● Task input
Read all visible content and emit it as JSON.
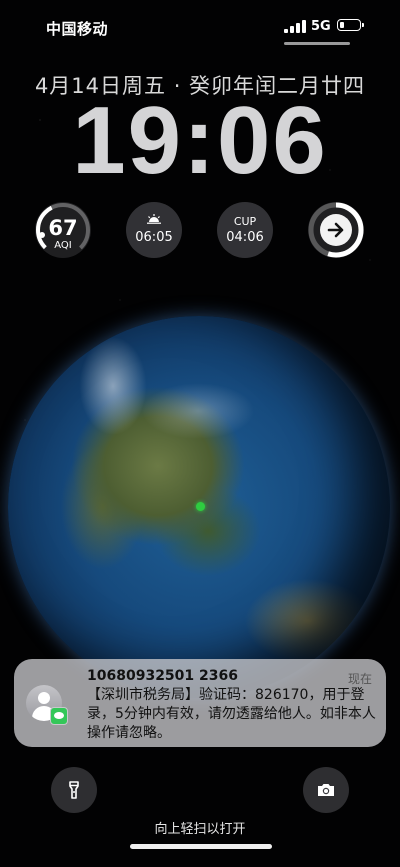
{
  "status_bar": {
    "carrier": "中国移动",
    "network": "5G",
    "battery_level": 0.25
  },
  "lock_screen": {
    "date": "4月14日周五 · 癸卯年闰二月廿四",
    "time": "19:06"
  },
  "widgets": {
    "aqi": {
      "value": "67",
      "label": "AQI",
      "gauge_fraction": 0.4
    },
    "sunrise": {
      "icon": "sunrise-icon",
      "time": "06:05"
    },
    "cup": {
      "label": "CUP",
      "time": "04:06"
    },
    "ring": {
      "icon": "arrow-right-icon",
      "fraction": 0.55
    }
  },
  "notification": {
    "title": "10680932501 2366",
    "time": "现在",
    "body": "【深圳市税务局】验证码：826170，用于登录，5分钟内有效，请勿透露给他人。如非本人操作请忽略。",
    "app_icon": "messages-icon",
    "avatar_icon": "contact-avatar-icon"
  },
  "bottom": {
    "flashlight_icon": "flashlight-icon",
    "camera_icon": "camera-icon",
    "swipe_hint": "向上轻扫以打开"
  },
  "colors": {
    "accent_green": "#34c759",
    "location_dot": "#2ecc40"
  }
}
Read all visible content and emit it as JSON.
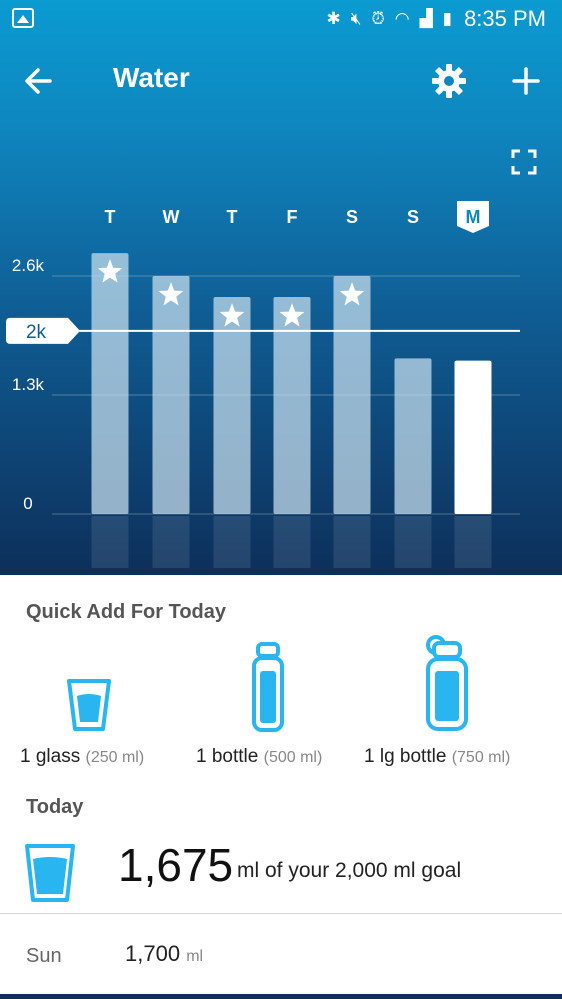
{
  "status_bar": {
    "time": "8:35 PM",
    "icons": [
      "image-icon",
      "bluetooth-icon",
      "mute-icon",
      "alarm-icon",
      "wifi-icon",
      "signal-icon",
      "battery-icon"
    ]
  },
  "app_bar": {
    "title": "Water",
    "back_icon": "back-arrow-icon",
    "settings_icon": "gear-icon",
    "add_icon": "plus-icon",
    "expand_icon": "expand-icon"
  },
  "colors": {
    "gradient_top": "#0a9bd1",
    "gradient_bottom": "#0d2f5a",
    "accent_blue": "#29b6f0",
    "bar": "#a9cbe0",
    "today_bar": "#ffffff"
  },
  "chart_data": {
    "type": "bar",
    "categories": [
      "T",
      "W",
      "T",
      "F",
      "S",
      "S",
      "M"
    ],
    "selected_category": "M",
    "values": [
      2850,
      2600,
      2370,
      2370,
      2600,
      1700,
      1675
    ],
    "goal_met": [
      true,
      true,
      true,
      true,
      true,
      false,
      false
    ],
    "goal": 2000,
    "goal_label": "2k",
    "y_ticks": [
      {
        "value": 0,
        "label": "0"
      },
      {
        "value": 1300,
        "label": "1.3k"
      },
      {
        "value": 2600,
        "label": "2.6k"
      }
    ],
    "ylim": [
      0,
      2900
    ],
    "grid": true
  },
  "quick_add": {
    "title": "Quick Add For Today",
    "items": [
      {
        "name": "1 glass",
        "size": "(250 ml)",
        "icon": "glass-icon"
      },
      {
        "name": "1 bottle",
        "size": "(500 ml)",
        "icon": "bottle-icon"
      },
      {
        "name": "1 lg bottle",
        "size": "(750 ml)",
        "icon": "large-bottle-icon"
      }
    ]
  },
  "today": {
    "title": "Today",
    "amount": "1,675",
    "goal_text": "ml of your 2,000 ml goal"
  },
  "history": [
    {
      "day": "Sun",
      "value": "1,700",
      "unit": "ml"
    }
  ]
}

● To do
Report every line in the data above in which the word "arrow" appears.

● Solution to this exercise
      "icon": "arrow-right-icon",
    "back_icon": "back-arrow-icon",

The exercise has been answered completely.